» **Given problem**
Omit all images, then return the remaining material exactly as it stands.

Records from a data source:
++++++++++++++++++++

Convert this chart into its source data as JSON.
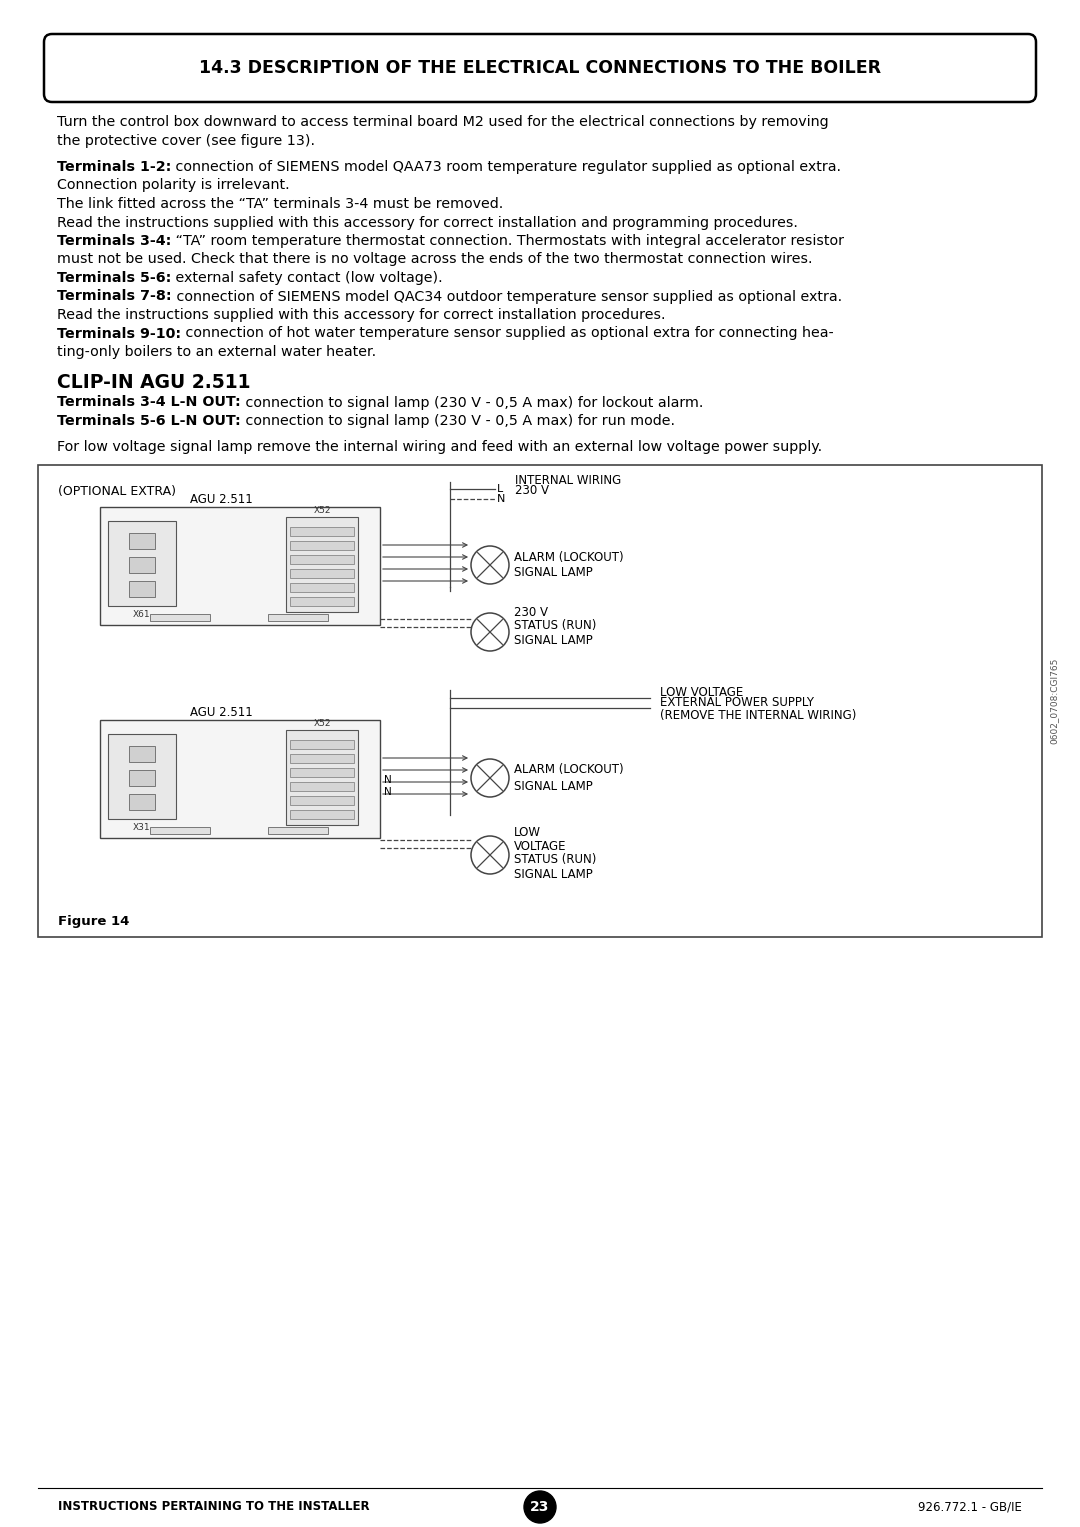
{
  "title": "14.3 DESCRIPTION OF THE ELECTRICAL CONNECTIONS TO THE BOILER",
  "bg_color": "#ffffff",
  "page_number": "23",
  "footer_left": "INSTRUCTIONS PERTAINING TO THE INSTALLER",
  "footer_right": "926.772.1 - GB/IE",
  "figure_label": "Figure 14",
  "sidebar_text": "0602_0708:CGI765"
}
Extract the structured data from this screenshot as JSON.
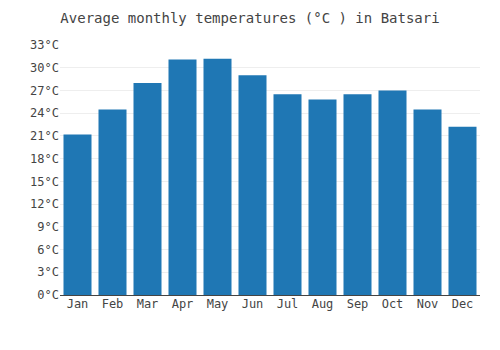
{
  "chart_data": {
    "type": "bar",
    "title": "Average monthly temperatures (°C ) in Batsari",
    "categories": [
      "Jan",
      "Feb",
      "Mar",
      "Apr",
      "May",
      "Jun",
      "Jul",
      "Aug",
      "Sep",
      "Oct",
      "Nov",
      "Dec"
    ],
    "values": [
      21.2,
      24.5,
      28.0,
      31.1,
      31.2,
      29.0,
      26.5,
      25.8,
      26.5,
      27.0,
      24.5,
      22.2
    ],
    "ylim": [
      0,
      33
    ],
    "yticks": [
      {
        "value": 0,
        "label": "0°C"
      },
      {
        "value": 3,
        "label": "3°C"
      },
      {
        "value": 6,
        "label": "6°C"
      },
      {
        "value": 9,
        "label": "9°C"
      },
      {
        "value": 12,
        "label": "12°C"
      },
      {
        "value": 15,
        "label": "15°C"
      },
      {
        "value": 18,
        "label": "18°C"
      },
      {
        "value": 21,
        "label": "21°C"
      },
      {
        "value": 24,
        "label": "24°C"
      },
      {
        "value": 27,
        "label": "27°C"
      },
      {
        "value": 30,
        "label": "30°C"
      },
      {
        "value": 33,
        "label": "33°C"
      }
    ],
    "grid": true
  }
}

++++++++++++++++++++

» **Completed exercise**
Convert this chart into its source data as JSON.
{
  "title": "14.3 DESCRIPTION OF THE ELECTRICAL CONNECTIONS TO THE BOILER",
  "bg_color": "#ffffff",
  "page_number": "23",
  "footer_left": "INSTRUCTIONS PERTAINING TO THE INSTALLER",
  "footer_right": "926.772.1 - GB/IE",
  "figure_label": "Figure 14",
  "sidebar_text": "0602_0708:CGI765"
}
Extract the structured data from this screenshot as JSON.
{
  "chart_data": {
    "type": "bar",
    "title": "Average monthly temperatures (°C ) in Batsari",
    "categories": [
      "Jan",
      "Feb",
      "Mar",
      "Apr",
      "May",
      "Jun",
      "Jul",
      "Aug",
      "Sep",
      "Oct",
      "Nov",
      "Dec"
    ],
    "values": [
      21.2,
      24.5,
      28.0,
      31.1,
      31.2,
      29.0,
      26.5,
      25.8,
      26.5,
      27.0,
      24.5,
      22.2
    ],
    "ylim": [
      0,
      33
    ],
    "yticks": [
      {
        "value": 0,
        "label": "0°C"
      },
      {
        "value": 3,
        "label": "3°C"
      },
      {
        "value": 6,
        "label": "6°C"
      },
      {
        "value": 9,
        "label": "9°C"
      },
      {
        "value": 12,
        "label": "12°C"
      },
      {
        "value": 15,
        "label": "15°C"
      },
      {
        "value": 18,
        "label": "18°C"
      },
      {
        "value": 21,
        "label": "21°C"
      },
      {
        "value": 24,
        "label": "24°C"
      },
      {
        "value": 27,
        "label": "27°C"
      },
      {
        "value": 30,
        "label": "30°C"
      },
      {
        "value": 33,
        "label": "33°C"
      }
    ],
    "grid": true
  }
}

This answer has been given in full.